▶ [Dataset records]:
* Begin *

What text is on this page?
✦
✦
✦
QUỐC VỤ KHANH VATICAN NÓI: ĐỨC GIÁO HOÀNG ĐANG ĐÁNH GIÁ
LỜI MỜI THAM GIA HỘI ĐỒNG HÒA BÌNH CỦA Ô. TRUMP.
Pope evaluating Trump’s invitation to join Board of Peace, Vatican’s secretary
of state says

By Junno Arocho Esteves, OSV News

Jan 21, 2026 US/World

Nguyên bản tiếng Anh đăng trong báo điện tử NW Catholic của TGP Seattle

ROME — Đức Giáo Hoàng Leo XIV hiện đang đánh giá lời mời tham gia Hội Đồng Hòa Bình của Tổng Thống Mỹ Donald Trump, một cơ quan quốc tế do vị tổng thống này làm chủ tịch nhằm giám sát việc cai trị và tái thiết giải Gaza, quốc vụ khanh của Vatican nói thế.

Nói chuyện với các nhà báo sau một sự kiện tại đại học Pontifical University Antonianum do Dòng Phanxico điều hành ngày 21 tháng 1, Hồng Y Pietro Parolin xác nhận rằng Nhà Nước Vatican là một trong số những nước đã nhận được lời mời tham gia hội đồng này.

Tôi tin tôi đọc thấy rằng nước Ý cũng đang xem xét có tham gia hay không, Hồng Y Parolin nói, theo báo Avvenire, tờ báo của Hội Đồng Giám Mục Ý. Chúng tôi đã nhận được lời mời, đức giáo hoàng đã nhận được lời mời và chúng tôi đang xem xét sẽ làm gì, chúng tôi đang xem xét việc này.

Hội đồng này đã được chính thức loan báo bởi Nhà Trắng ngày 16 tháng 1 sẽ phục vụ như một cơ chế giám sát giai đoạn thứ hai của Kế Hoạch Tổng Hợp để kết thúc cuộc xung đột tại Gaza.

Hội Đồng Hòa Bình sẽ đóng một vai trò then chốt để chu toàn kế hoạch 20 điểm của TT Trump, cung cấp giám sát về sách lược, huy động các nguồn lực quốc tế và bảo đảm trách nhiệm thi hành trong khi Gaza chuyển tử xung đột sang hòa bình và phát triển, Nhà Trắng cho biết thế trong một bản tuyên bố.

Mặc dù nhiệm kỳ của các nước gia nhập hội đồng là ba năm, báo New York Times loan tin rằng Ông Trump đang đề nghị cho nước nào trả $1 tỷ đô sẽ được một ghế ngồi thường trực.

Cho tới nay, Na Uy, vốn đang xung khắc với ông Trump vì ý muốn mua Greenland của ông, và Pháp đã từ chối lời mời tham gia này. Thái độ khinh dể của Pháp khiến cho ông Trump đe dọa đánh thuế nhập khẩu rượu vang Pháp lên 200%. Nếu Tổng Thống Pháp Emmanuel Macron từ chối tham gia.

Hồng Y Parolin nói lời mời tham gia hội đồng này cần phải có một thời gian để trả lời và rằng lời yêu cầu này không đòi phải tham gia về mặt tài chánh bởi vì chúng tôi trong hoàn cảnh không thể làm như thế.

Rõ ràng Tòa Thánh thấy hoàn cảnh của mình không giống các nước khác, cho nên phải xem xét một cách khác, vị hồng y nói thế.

* End *

Return the material in full, exactly as shown.

▶ [Exercise solution]:
What text is on this page?
✦
✦
✦
QUỐC VỤ KHANH VATICAN NÓI: ĐỨC GIÁO HOÀNG ĐANG ĐÁNH GIÁ
LỜI MỜI THAM GIA HỘI ĐỒNG HÒA BÌNH CỦA Ô. TRUMP.
Pope evaluating Trump’s invitation to join Board of Peace, Vatican’s secretary
of state says

By Junno Arocho Esteves, OSV News

Jan 21, 2026 US/World

Nguyên bản tiếng Anh đăng trong báo điện tử NW Catholic của TGP Seattle

ROME — Đức Giáo Hoàng Leo XIV hiện đang đánh giá lời mời tham gia Hội Đồng Hòa Bình của Tổng Thống Mỹ Donald Trump, một cơ quan quốc tế do vị tổng thống này làm chủ tịch nhằm giám sát việc cai trị và tái thiết giải Gaza, quốc vụ khanh của Vatican nói thế.

Nói chuyện với các nhà báo sau một sự kiện tại đại học Pontifical University Antonianum do Dòng Phanxico điều hành ngày 21 tháng 1, Hồng Y Pietro Parolin xác nhận rằng Nhà Nước Vatican là một trong số những nước đã nhận được lời mời tham gia hội đồng này.

Tôi tin tôi đọc thấy rằng nước Ý cũng đang xem xét có tham gia hay không, Hồng Y Parolin nói, theo báo Avvenire, tờ báo của Hội Đồng Giám Mục Ý. Chúng tôi đã nhận được lời mời, đức giáo hoàng đã nhận được lời mời và chúng tôi đang xem xét sẽ làm gì, chúng tôi đang xem xét việc này.

Hội đồng này đã được chính thức loan báo bởi Nhà Trắng ngày 16 tháng 1 sẽ phục vụ như một cơ chế giám sát giai đoạn thứ hai của Kế Hoạch Tổng Hợp để kết thúc cuộc xung đột tại Gaza.

Hội Đồng Hòa Bình sẽ đóng một vai trò then chốt để chu toàn kế hoạch 20 điểm của TT Trump, cung cấp giám sát về sách lược, huy động các nguồn lực quốc tế và bảo đảm trách nhiệm thi hành trong khi Gaza chuyển tử xung đột sang hòa bình và phát triển, Nhà Trắng cho biết thế trong một bản tuyên bố.

Mặc dù nhiệm kỳ của các nước gia nhập hội đồng là ba năm, báo New York Times loan tin rằng Ông Trump đang đề nghị cho nước nào trả $1 tỷ đô sẽ được một ghế ngồi thường trực.

Cho tới nay, Na Uy, vốn đang xung khắc với ông Trump vì ý muốn mua Greenland của ông, và Pháp đã từ chối lời mời tham gia này. Thái độ khinh dể của Pháp khiến cho ông Trump đe dọa đánh thuế nhập khẩu rượu vang Pháp lên 200%. Nếu Tổng Thống Pháp Emmanuel Macron từ chối tham gia.

Hồng Y Parolin nói lời mời tham gia hội đồng này cần phải có một thời gian để trả lời và rằng lời yêu cầu này không đòi phải tham gia về mặt tài chánh bởi vì chúng tôi trong hoàn cảnh không thể làm như thế.

Rõ ràng Tòa Thánh thấy hoàn cảnh của mình không giống các nước khác, cho nên phải xem xét một cách khác, vị hồng y nói thế.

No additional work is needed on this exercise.